DO THIS:
Go through the data below. List every line that holds the word "军队基层建设纲要".

Data excerpts:
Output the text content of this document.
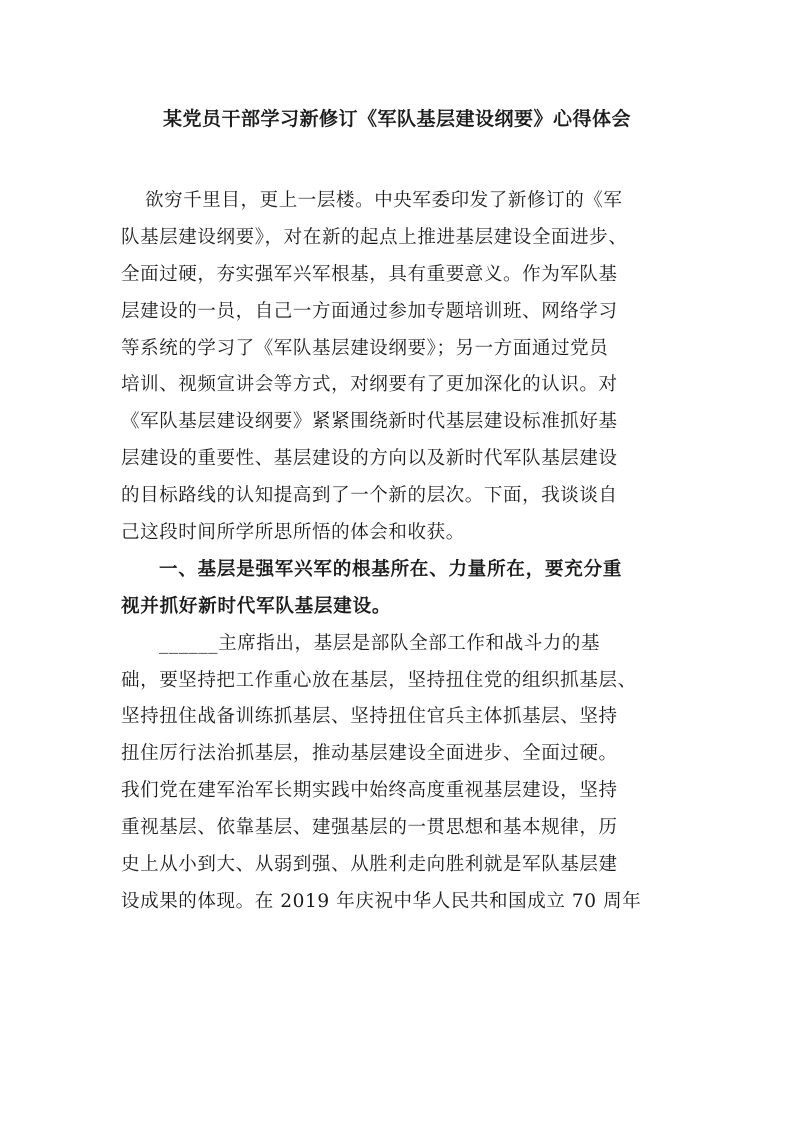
某党员干部学习新修订《军队基层建设纲要》心得体会
欲穷千里目，更上一层楼。中央军委印发了新修订的《军
队基层建设纲要》，对在新的起点上推进基层建设全面进步、
全面过硬，夯实强军兴军根基，具有重要意义。作为军队基
层建设的一员，自己一方面通过参加专题培训班、网络学习
等系统的学习了《军队基层建设纲要》；另一方面通过党员
培训、视频宣讲会等方式，对纲要有了更加深化的认识。对
《军队基层建设纲要》紧紧围绕新时代基层建设标准抓好基
层建设的重要性、基层建设的方向以及新时代军队基层建设
的目标路线的认知提高到了一个新的层次。下面，我谈谈自
己这段时间所学所思所悟的体会和收获。
一、基层是强军兴军的根基所在、力量所在，要充分重
视并抓好新时代军队基层建设。
______主席指出，基层是部队全部工作和战斗力的基
础，要坚持把工作重心放在基层，坚持扭住党的组织抓基层、
坚持扭住战备训练抓基层、坚持扭住官兵主体抓基层、坚持
扭住厉行法治抓基层，推动基层建设全面进步、全面过硬。
我们党在建军治军长期实践中始终高度重视基层建设，坚持
重视基层、依靠基层、建强基层的一贯思想和基本规律，历
史上从小到大、从弱到强、从胜利走向胜利就是军队基层建
设成果的体现。在 2019 年庆祝中华人民共和国成立 70 周年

WRITTEN RESPONSE:
某党员干部学习新修订《军队基层建设纲要》心得体会
等系统的学习了《军队基层建设纲要》；另一方面通过党员
《军队基层建设纲要》紧紧围绕新时代基层建设标准抓好基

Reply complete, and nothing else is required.